[Begin Provided entries]

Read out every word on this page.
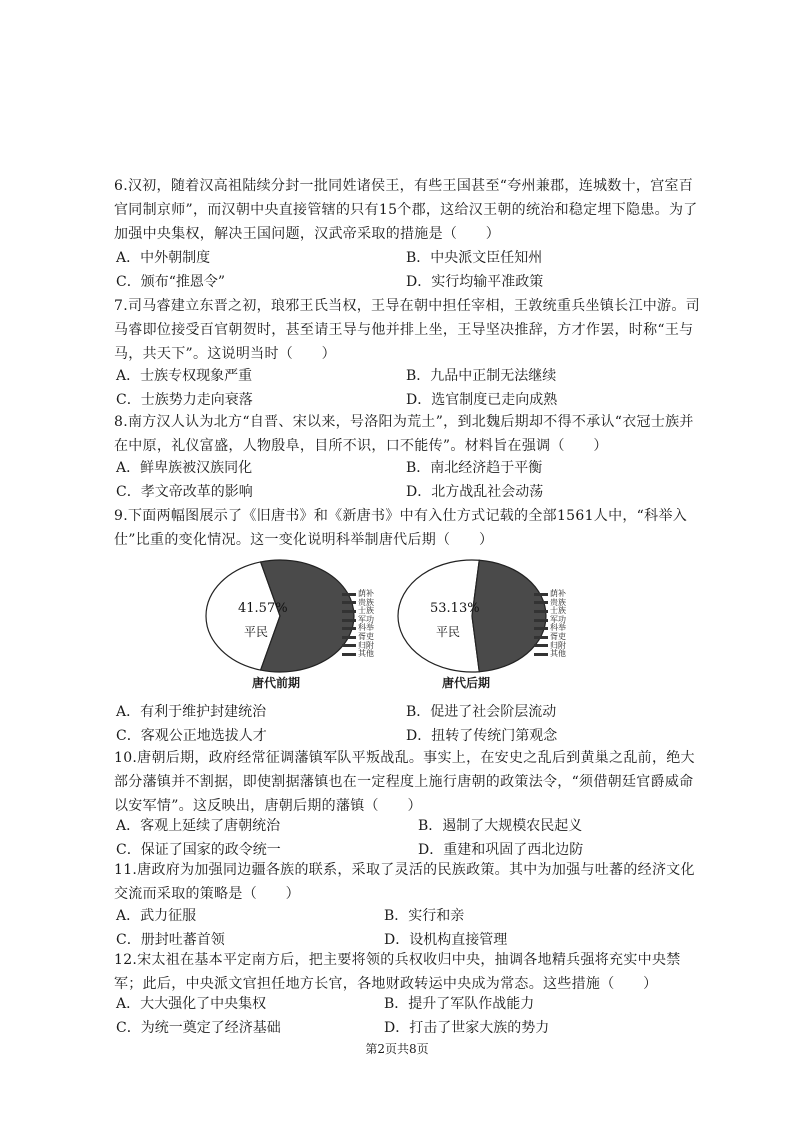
6.汉初，随着汉高祖陆续分封一批同姓诸侯王，有些王国甚至“夸州兼郡，连城数十，宫室百官同制京师”，而汉朝中央直接管辖的只有15个郡，这给汉王朝的统治和稳定埋下隐患。为了加强中央集权，解决王国问题，汉武帝采取的措施是（　　）
A．中外朝制度	B．中央派文臣任知州
C．颁布“推恩令”	D．实行均输平准政策
7.司马睿建立东晋之初，琅邪王氏当权，王导在朝中担任宰相，王敦统重兵坐镇长江中游。司马睿即位接受百官朝贺时，甚至请王导与他并排上坐，王导坚决推辞，方才作罢，时称“王与马，共天下”。这说明当时（　　）
A．士族专权现象严重	B．九品中正制无法继续
C．士族势力走向衰落	D．选官制度已走向成熟
8.南方汉人认为北方“自晋、宋以来，号洛阳为荒土”，到北魏后期却不得不承认“衣冠士族并在中原，礼仪富盛，人物殷阜，目所不识，口不能传”。材料旨在强调（　　）
A．鲜卑族被汉族同化	B．南北经济趋于平衡
C．孝文帝改革的影响	D．北方战乱社会动荡
9.下面两幅图展示了《旧唐书》和《新唐书》中有入仕方式记载的全部1561人中，“科举入仕”比重的变化情况。这一变化说明科举制唐代后期（　　）
41.57%
平民
唐代前期
荫补
贵族
士族
军功
科举
胥吏
归附
其他
53.13%
平民
唐代后期
荫补
贵族
士族
军功
科举
胥吏
归附
其他
A．有利于维护封建统治	B．促进了社会阶层流动
C．客观公正地选拔人才	D．扭转了传统门第观念
10.唐朝后期，政府经常征调藩镇军队平叛战乱。事实上，在安史之乱后到黄巢之乱前，绝大部分藩镇并不割据，即使割据藩镇也在一定程度上施行唐朝的政策法令，“须借朝廷官爵威命以安军情”。这反映出，唐朝后期的藩镇（　　）
A．客观上延续了唐朝统治	B．遏制了大规模农民起义
C．保证了国家的政令统一	D．重建和巩固了西北边防
11.唐政府为加强同边疆各族的联系，采取了灵活的民族政策。其中为加强与吐蕃的经济文化交流而采取的策略是（　　）
A．武力征服	B．实行和亲
C．册封吐蕃首领	D．设机构直接管理
12.宋太祖在基本平定南方后，把主要将领的兵权收归中央，抽调各地精兵强将充实中央禁军；此后，中央派文官担任地方长官，各地财政转运中央成为常态。这些措施（　　）
A．大大强化了中央集权	B．提升了军队作战能力
C．为统一奠定了经济基础	D．打击了世家大族的势力
第2页共8页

[End Provided entries]

What you should do
Leave the pictures out and copy the rest of the data exactly.

Output for this exercise
Read out every word on this page.
6.汉初，随着汉高祖陆续分封一批同姓诸侯王，有些王国甚至“夸州兼郡，连城数十，宫室百官同制京师”，而汉朝中央直接管辖的只有15个郡，这给汉王朝的统治和稳定埋下隐患。为了加强中央集权，解决王国问题，汉武帝采取的措施是（　　）
A．中外朝制度	B．中央派文臣任知州
C．颁布“推恩令”	D．实行均输平准政策
7.司马睿建立东晋之初，琅邪王氏当权，王导在朝中担任宰相，王敦统重兵坐镇长江中游。司马睿即位接受百官朝贺时，甚至请王导与他并排上坐，王导坚决推辞，方才作罢，时称“王与马，共天下”。这说明当时（　　）
A．士族专权现象严重	B．九品中正制无法继续
C．士族势力走向衰落	D．选官制度已走向成熟
8.南方汉人认为北方“自晋、宋以来，号洛阳为荒土”，到北魏后期却不得不承认“衣冠士族并在中原，礼仪富盛，人物殷阜，目所不识，口不能传”。材料旨在强调（　　）
A．鲜卑族被汉族同化	B．南北经济趋于平衡
C．孝文帝改革的影响	D．北方战乱社会动荡
9.下面两幅图展示了《旧唐书》和《新唐书》中有入仕方式记载的全部1561人中，“科举入仕”比重的变化情况。这一变化说明科举制唐代后期（　　）
41.57%
平民
唐代前期
荫补
贵族
士族
军功
科举
胥吏
归附
其他
53.13%
平民
唐代后期
荫补
贵族
士族
军功
科举
胥吏
归附
其他
A．有利于维护封建统治	B．促进了社会阶层流动
C．客观公正地选拔人才	D．扭转了传统门第观念
10.唐朝后期，政府经常征调藩镇军队平叛战乱。事实上，在安史之乱后到黄巢之乱前，绝大部分藩镇并不割据，即使割据藩镇也在一定程度上施行唐朝的政策法令，“须借朝廷官爵威命以安军情”。这反映出，唐朝后期的藩镇（　　）
A．客观上延续了唐朝统治	B．遏制了大规模农民起义
C．保证了国家的政令统一	D．重建和巩固了西北边防
11.唐政府为加强同边疆各族的联系，采取了灵活的民族政策。其中为加强与吐蕃的经济文化交流而采取的策略是（　　）
A．武力征服	B．实行和亲
C．册封吐蕃首领	D．设机构直接管理
12.宋太祖在基本平定南方后，把主要将领的兵权收归中央，抽调各地精兵强将充实中央禁军；此后，中央派文官担任地方长官，各地财政转运中央成为常态。这些措施（　　）
A．大大强化了中央集权	B．提升了军队作战能力
C．为统一奠定了经济基础	D．打击了世家大族的势力
第2页共8页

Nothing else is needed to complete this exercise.